> [DIRECTIONS]: Reproduce the data exactly.

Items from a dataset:
········
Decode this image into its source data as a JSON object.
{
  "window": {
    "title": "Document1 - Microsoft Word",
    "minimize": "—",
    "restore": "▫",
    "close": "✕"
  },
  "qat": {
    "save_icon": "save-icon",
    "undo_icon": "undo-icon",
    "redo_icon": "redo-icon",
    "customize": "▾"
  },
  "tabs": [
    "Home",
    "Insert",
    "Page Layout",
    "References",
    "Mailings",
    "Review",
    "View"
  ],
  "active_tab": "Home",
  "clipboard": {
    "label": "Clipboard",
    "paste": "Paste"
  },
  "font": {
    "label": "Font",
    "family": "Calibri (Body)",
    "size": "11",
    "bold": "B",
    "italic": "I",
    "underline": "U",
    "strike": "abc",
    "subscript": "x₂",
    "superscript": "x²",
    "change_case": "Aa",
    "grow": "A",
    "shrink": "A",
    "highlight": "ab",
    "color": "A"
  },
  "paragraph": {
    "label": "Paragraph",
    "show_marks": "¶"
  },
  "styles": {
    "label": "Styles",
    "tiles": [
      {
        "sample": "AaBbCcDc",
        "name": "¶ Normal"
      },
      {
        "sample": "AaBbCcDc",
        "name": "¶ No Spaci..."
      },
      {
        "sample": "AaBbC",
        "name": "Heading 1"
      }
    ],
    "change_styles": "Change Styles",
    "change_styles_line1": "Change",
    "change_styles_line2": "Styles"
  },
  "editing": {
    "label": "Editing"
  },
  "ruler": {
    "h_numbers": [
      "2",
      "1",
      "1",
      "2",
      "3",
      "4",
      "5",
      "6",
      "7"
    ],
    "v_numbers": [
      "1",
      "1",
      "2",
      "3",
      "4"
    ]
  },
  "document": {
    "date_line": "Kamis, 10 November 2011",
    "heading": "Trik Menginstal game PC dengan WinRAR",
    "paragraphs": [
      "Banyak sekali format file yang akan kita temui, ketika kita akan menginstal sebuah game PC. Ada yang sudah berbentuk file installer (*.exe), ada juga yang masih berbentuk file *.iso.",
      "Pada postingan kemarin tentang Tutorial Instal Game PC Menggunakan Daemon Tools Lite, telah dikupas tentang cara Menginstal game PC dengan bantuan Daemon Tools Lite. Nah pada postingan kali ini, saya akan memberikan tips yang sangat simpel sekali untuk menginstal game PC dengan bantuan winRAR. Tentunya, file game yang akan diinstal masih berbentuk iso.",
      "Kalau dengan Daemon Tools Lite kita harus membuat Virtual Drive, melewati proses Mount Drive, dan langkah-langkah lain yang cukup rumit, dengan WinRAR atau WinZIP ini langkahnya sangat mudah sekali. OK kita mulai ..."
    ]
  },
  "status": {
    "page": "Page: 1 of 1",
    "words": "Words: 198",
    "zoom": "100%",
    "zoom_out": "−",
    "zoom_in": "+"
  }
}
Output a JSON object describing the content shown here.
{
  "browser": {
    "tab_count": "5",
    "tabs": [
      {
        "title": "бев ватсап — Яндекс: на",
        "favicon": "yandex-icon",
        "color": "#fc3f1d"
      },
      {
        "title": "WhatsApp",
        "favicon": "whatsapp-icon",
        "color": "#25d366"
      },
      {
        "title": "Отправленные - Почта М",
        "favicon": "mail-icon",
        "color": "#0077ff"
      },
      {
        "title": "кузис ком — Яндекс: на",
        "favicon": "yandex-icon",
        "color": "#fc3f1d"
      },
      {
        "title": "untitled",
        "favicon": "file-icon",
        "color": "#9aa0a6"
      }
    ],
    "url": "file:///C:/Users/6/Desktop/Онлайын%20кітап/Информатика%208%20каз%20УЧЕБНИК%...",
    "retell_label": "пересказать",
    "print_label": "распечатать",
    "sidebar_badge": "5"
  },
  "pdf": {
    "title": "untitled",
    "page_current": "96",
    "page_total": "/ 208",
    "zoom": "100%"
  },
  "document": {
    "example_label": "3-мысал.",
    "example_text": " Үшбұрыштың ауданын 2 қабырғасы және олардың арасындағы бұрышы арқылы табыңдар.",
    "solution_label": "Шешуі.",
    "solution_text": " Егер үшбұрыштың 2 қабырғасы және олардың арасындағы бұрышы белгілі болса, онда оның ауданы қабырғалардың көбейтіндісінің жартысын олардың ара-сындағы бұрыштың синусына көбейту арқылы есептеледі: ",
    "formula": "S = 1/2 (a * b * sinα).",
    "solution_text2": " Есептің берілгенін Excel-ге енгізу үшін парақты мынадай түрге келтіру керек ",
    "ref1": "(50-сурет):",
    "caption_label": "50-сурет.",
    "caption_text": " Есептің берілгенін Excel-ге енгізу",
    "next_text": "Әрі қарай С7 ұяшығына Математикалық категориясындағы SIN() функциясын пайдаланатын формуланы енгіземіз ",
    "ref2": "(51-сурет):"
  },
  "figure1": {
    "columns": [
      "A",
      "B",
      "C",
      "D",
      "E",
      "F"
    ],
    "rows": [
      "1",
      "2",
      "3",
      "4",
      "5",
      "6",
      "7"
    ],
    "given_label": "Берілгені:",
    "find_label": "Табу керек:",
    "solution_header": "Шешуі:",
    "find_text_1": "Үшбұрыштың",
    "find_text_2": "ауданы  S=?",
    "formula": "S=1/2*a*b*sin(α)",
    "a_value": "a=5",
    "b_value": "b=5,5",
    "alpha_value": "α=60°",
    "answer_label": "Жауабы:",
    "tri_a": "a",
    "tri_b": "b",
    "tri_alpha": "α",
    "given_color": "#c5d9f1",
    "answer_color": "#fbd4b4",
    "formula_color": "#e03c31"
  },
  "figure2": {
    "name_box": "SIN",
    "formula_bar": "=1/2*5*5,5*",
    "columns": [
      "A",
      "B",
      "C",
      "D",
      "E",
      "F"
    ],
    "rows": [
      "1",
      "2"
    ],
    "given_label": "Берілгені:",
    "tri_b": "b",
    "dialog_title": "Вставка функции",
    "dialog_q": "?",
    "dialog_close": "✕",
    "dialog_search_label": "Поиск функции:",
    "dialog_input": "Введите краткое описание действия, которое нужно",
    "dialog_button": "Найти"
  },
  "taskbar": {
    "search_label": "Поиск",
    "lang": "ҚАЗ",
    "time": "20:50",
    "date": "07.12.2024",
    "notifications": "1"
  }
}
········
> [WRITTEN SOLUTION]:
Decode this image into its source data as a JSON object.
{
  "window": {
    "title": "Document1 - Microsoft Word",
    "minimize": "—",
    "restore": "▫",
    "close": "✕"
  },
  "qat": {
    "save_icon": "save-icon",
    "undo_icon": "undo-icon",
    "redo_icon": "redo-icon",
    "customize": "▾"
  },
  "tabs": [
    "Home",
    "Insert",
    "Page Layout",
    "References",
    "Mailings",
    "Review",
    "View"
  ],
  "active_tab": "Home",
  "clipboard": {
    "label": "Clipboard",
    "paste": "Paste"
  },
  "font": {
    "label": "Font",
    "family": "Calibri (Body)",
    "size": "11",
    "bold": "B",
    "italic": "I",
    "underline": "U",
    "strike": "abc",
    "subscript": "x₂",
    "superscript": "x²",
    "change_case": "Aa",
    "grow": "A",
    "shrink": "A",
    "highlight": "ab",
    "color": "A"
  },
  "paragraph": {
    "label": "Paragraph",
    "show_marks": "¶"
  },
  "styles": {
    "label": "Styles",
    "tiles": [
      {
        "sample": "AaBbCcDc",
        "name": "¶ Normal"
      },
      {
        "sample": "AaBbCcDc",
        "name": "¶ No Spaci..."
      },
      {
        "sample": "AaBbC",
        "name": "Heading 1"
      }
    ],
    "change_styles": "Change Styles",
    "change_styles_line1": "Change",
    "change_styles_line2": "Styles"
  },
  "editing": {
    "label": "Editing"
  },
  "ruler": {
    "h_numbers": [
      "2",
      "1",
      "1",
      "2",
      "3",
      "4",
      "5",
      "6",
      "7"
    ],
    "v_numbers": [
      "1",
      "1",
      "2",
      "3",
      "4"
    ]
  },
  "document": {
    "date_line": "Kamis, 10 November 2011",
    "heading": "Trik Menginstal game PC dengan WinRAR",
    "paragraphs": [
      "Banyak sekali format file yang akan kita temui, ketika kita akan menginstal sebuah game PC. Ada yang sudah berbentuk file installer (*.exe), ada juga yang masih berbentuk file *.iso.",
      "Pada postingan kemarin tentang Tutorial Instal Game PC Menggunakan Daemon Tools Lite, telah dikupas tentang cara Menginstal game PC dengan bantuan Daemon Tools Lite. Nah pada postingan kali ini, saya akan memberikan tips yang sangat simpel sekali untuk menginstal game PC dengan bantuan winRAR. Tentunya, file game yang akan diinstal masih berbentuk iso.",
      "Kalau dengan Daemon Tools Lite kita harus membuat Virtual Drive, melewati proses Mount Drive, dan langkah-langkah lain yang cukup rumit, dengan WinRAR atau WinZIP ini langkahnya sangat mudah sekali. OK kita mulai ..."
    ]
  },
  "status": {
    "page": "Page: 1 of 1",
    "words": "Words: 198",
    "zoom": "100%",
    "zoom_out": "−",
    "zoom_in": "+"
  }
}
Output a JSON object describing the content shown here.
{
  "browser": {
    "tab_count": "5",
    "tabs": [
      {
        "title": "бев ватсап — Яндекс: на",
        "favicon": "yandex-icon",
        "color": "#fc3f1d"
      },
      {
        "title": "WhatsApp",
        "favicon": "whatsapp-icon",
        "color": "#25d366"
      },
      {
        "title": "Отправленные - Почта М",
        "favicon": "mail-icon",
        "color": "#0077ff"
      },
      {
        "title": "кузис ком — Яндекс: на",
        "favicon": "yandex-icon",
        "color": "#fc3f1d"
      },
      {
        "title": "untitled",
        "favicon": "file-icon",
        "color": "#9aa0a6"
      }
    ],
    "url": "file:///C:/Users/6/Desktop/Онлайын%20кітап/Информатика%208%20каз%20УЧЕБНИК%...",
    "retell_label": "пересказать",
    "print_label": "распечатать",
    "sidebar_badge": "5"
  },
  "pdf": {
    "title": "untitled",
    "page_current": "96",
    "page_total": "/ 208",
    "zoom": "100%"
  },
  "document": {
    "example_label": "3-мысал.",
    "example_text": " Үшбұрыштың ауданын 2 қабырғасы және олардың арасындағы бұрышы арқылы табыңдар.",
    "solution_label": "Шешуі.",
    "solution_text": " Егер үшбұрыштың 2 қабырғасы және олардың арасындағы бұрышы белгілі болса, онда оның ауданы қабырғалардың көбейтіндісінің жартысын олардың ара-сындағы бұрыштың синусына көбейту арқылы есептеледі: ",
    "formula": "S = 1/2 (a * b * sinα).",
    "solution_text2": " Есептің берілгенін Excel-ге енгізу үшін парақты мынадай түрге келтіру керек ",
    "ref1": "(50-сурет):",
    "caption_label": "50-сурет.",
    "caption_text": " Есептің берілгенін Excel-ге енгізу",
    "next_text": "Әрі қарай С7 ұяшығына Математикалық категориясындағы SIN() функциясын пайдаланатын формуланы енгіземіз ",
    "ref2": "(51-сурет):"
  },
  "figure1": {
    "columns": [
      "A",
      "B",
      "C",
      "D",
      "E",
      "F"
    ],
    "rows": [
      "1",
      "2",
      "3",
      "4",
      "5",
      "6",
      "7"
    ],
    "given_label": "Берілгені:",
    "find_label": "Табу керек:",
    "solution_header": "Шешуі:",
    "find_text_1": "Үшбұрыштың",
    "find_text_2": "ауданы  S=?",
    "formula": "S=1/2*a*b*sin(α)",
    "a_value": "a=5",
    "b_value": "b=5,5",
    "alpha_value": "α=60°",
    "answer_label": "Жауабы:",
    "tri_a": "a",
    "tri_b": "b",
    "tri_alpha": "α",
    "given_color": "#c5d9f1",
    "answer_color": "#fbd4b4",
    "formula_color": "#e03c31"
  },
  "figure2": {
    "name_box": "SIN",
    "formula_bar": "=1/2*5*5,5*",
    "columns": [
      "A",
      "B",
      "C",
      "D",
      "E",
      "F"
    ],
    "rows": [
      "1",
      "2"
    ],
    "given_label": "Берілгені:",
    "tri_b": "b",
    "dialog_title": "Вставка функции",
    "dialog_q": "?",
    "dialog_close": "✕",
    "dialog_search_label": "Поиск функции:",
    "dialog_input": "Введите краткое описание действия, которое нужно",
    "dialog_button": "Найти"
  },
  "taskbar": {
    "search_label": "Поиск",
    "lang": "ҚАЗ",
    "time": "20:50",
    "date": "07.12.2024",
    "notifications": "1"
  }
}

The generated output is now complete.